» **Set problem**
Identify, in the records below, every line where the string "color" appears, and copy each such line.

» **Task input**
* start *
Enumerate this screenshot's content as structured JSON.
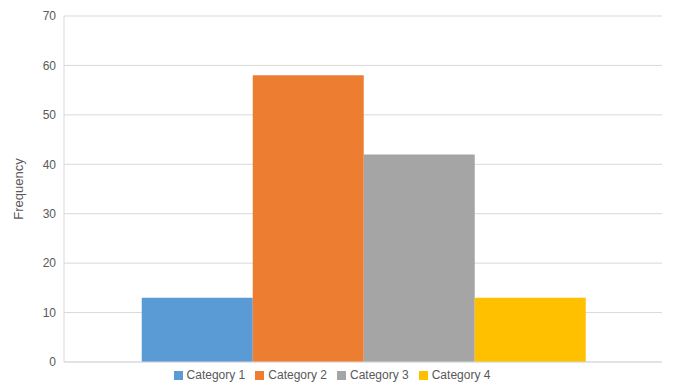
{
  "chart_data": {
    "type": "bar",
    "categories": [
      null
    ],
    "series": [
      {
        "name": "Category 1",
        "color": "#5b9bd5",
        "values": [
          13
        ]
      },
      {
        "name": "Category 2",
        "color": "#ed7d31",
        "values": [
          58
        ]
      },
      {
        "name": "Category 3",
        "color": "#a5a5a5",
        "values": [
          42
        ]
      },
      {
        "name": "Category 4",
        "color": "#ffc000",
        "values": [
          13
        ]
      }
    ],
    "y_label": "Frequency",
    "ylim": [
      0,
      70
    ],
    "yticks": [
      0,
      10,
      20,
      30,
      40,
      50,
      60,
      70
    ],
    "grid": true,
    "legend": "bottom",
    "tick_labels": "y"
  }
}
* end *
» **Written answer**
        "color": "#5b9bd5",
        "color": "#ed7d31",
        "color": "#a5a5a5",
        "color": "#ffc000",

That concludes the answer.